* _Extracted information_
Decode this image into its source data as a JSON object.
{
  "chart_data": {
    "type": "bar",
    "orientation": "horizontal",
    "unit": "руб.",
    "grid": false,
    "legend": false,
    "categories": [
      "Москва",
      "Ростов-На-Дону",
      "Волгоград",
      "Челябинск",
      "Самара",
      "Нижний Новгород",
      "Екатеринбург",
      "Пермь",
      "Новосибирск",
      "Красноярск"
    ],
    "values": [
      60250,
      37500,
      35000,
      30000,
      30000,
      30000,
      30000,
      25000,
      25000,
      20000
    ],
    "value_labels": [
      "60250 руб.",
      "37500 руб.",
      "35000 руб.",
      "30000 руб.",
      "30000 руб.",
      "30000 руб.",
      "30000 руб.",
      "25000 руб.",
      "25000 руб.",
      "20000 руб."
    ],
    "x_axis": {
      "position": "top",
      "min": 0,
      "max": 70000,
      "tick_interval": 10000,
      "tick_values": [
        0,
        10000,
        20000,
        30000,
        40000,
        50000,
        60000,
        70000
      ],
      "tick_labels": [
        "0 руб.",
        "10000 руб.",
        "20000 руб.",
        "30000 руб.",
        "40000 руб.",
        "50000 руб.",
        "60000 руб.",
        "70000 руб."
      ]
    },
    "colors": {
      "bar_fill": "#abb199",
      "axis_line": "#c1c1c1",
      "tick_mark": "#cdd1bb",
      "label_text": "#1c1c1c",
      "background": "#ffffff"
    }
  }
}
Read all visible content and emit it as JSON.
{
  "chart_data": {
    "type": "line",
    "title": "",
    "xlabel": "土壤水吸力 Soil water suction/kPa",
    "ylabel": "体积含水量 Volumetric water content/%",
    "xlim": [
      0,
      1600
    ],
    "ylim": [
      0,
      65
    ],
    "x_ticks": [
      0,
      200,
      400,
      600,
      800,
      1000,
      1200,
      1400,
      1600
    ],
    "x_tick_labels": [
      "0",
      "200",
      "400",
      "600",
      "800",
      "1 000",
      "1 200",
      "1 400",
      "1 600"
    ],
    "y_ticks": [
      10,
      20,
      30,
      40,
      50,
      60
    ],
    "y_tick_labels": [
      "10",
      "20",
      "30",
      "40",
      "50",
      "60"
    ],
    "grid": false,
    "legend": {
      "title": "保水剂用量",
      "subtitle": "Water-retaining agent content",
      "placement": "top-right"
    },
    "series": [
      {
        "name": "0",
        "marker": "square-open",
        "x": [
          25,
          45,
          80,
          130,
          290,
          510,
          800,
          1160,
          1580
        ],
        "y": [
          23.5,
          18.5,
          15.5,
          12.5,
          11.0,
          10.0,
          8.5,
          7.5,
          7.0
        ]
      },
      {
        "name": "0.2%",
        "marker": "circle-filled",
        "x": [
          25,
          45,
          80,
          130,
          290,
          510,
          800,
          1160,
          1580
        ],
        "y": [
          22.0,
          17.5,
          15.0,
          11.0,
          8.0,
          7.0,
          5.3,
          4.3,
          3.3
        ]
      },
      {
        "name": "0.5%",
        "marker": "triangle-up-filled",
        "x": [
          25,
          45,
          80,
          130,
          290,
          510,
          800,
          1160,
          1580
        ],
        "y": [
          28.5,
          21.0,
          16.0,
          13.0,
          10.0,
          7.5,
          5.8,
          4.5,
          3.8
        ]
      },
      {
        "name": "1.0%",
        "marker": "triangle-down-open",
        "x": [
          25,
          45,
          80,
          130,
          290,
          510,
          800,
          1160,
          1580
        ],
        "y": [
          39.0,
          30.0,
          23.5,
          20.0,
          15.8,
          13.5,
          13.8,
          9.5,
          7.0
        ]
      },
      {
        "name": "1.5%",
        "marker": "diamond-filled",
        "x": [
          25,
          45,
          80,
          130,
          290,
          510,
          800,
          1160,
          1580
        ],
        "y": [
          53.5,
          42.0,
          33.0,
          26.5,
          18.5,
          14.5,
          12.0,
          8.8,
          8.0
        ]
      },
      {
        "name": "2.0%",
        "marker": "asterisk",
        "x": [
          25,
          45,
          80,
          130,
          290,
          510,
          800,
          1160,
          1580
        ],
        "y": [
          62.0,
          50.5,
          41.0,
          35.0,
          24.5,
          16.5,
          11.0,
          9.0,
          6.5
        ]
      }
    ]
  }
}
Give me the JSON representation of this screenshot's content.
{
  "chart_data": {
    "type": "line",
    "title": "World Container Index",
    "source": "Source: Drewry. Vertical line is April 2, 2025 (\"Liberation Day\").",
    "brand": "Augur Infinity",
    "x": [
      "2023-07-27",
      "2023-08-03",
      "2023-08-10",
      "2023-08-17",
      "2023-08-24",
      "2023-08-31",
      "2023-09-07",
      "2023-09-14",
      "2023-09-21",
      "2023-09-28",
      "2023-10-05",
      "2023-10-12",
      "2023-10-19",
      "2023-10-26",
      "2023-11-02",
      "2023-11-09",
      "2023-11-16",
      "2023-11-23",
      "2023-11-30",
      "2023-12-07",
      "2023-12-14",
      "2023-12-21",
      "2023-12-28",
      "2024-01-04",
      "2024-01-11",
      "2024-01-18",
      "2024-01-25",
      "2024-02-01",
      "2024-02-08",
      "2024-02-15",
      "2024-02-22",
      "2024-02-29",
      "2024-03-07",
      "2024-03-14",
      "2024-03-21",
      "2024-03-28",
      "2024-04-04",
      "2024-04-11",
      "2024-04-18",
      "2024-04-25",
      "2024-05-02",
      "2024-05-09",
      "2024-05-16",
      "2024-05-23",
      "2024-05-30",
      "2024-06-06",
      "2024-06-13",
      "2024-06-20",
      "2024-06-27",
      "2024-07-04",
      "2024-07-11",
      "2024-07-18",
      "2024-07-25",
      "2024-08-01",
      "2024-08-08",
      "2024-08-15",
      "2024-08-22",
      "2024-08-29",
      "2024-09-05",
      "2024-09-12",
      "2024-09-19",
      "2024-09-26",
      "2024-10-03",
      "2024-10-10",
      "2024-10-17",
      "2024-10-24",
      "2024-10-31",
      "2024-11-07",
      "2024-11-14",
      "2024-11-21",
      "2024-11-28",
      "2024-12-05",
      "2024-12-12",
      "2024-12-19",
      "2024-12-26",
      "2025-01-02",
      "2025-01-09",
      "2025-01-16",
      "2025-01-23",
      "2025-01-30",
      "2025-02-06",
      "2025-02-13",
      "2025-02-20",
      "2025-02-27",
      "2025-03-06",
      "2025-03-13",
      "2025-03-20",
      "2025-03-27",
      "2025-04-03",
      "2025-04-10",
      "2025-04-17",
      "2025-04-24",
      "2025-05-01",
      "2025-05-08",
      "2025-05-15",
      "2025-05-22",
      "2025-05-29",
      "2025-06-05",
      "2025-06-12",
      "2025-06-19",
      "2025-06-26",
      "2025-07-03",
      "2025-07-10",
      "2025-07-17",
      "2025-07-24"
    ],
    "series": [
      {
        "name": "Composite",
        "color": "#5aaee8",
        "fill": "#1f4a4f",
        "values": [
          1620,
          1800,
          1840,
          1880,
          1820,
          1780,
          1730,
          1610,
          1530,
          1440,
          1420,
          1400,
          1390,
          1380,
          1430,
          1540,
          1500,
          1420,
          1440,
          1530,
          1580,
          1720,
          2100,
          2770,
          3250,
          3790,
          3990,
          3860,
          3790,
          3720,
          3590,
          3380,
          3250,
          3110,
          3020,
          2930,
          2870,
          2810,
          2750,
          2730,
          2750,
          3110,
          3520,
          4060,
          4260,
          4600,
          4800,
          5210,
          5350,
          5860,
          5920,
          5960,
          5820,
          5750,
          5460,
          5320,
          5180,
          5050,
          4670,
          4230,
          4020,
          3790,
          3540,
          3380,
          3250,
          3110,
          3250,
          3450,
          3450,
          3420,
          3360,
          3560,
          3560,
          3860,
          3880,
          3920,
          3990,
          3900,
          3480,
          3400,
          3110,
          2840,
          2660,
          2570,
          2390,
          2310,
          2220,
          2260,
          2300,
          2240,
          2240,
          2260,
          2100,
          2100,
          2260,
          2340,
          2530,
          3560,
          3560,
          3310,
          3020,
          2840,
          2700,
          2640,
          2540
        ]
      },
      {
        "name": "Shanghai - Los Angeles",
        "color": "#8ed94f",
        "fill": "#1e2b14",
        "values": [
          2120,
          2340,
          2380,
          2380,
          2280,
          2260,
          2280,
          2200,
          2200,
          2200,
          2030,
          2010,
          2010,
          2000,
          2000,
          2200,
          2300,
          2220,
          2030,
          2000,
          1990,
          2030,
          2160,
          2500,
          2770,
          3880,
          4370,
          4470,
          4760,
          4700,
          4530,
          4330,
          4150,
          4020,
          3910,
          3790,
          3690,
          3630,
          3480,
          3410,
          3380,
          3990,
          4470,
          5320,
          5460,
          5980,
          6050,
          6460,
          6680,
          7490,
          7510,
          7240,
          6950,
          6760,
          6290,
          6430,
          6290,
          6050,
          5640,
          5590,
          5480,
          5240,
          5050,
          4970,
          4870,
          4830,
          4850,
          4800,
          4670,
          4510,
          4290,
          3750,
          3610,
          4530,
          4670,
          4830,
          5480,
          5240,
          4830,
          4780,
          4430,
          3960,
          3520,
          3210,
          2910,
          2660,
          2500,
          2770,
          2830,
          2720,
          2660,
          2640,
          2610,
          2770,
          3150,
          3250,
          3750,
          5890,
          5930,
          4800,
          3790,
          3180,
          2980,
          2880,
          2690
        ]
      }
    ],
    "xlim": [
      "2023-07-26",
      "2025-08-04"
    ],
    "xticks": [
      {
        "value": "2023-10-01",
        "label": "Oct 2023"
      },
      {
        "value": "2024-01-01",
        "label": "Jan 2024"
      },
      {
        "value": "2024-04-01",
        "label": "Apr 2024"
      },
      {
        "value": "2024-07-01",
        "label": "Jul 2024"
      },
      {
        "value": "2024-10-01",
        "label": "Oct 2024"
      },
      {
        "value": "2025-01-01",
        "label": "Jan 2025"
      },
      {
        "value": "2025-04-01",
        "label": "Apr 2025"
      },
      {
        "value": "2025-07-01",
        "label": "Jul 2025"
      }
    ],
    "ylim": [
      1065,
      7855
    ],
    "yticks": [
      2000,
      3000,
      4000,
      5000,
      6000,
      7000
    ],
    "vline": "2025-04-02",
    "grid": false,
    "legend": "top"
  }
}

* _Given problem_
Select and copy every line of the material that holds the string "marker".

* _Worked solution_
        "marker": "square-open",
        "marker": "circle-filled",
        "marker": "triangle-up-filled",
        "marker": "triangle-down-open",
        "marker": "diamond-filled",
        "marker": "asterisk",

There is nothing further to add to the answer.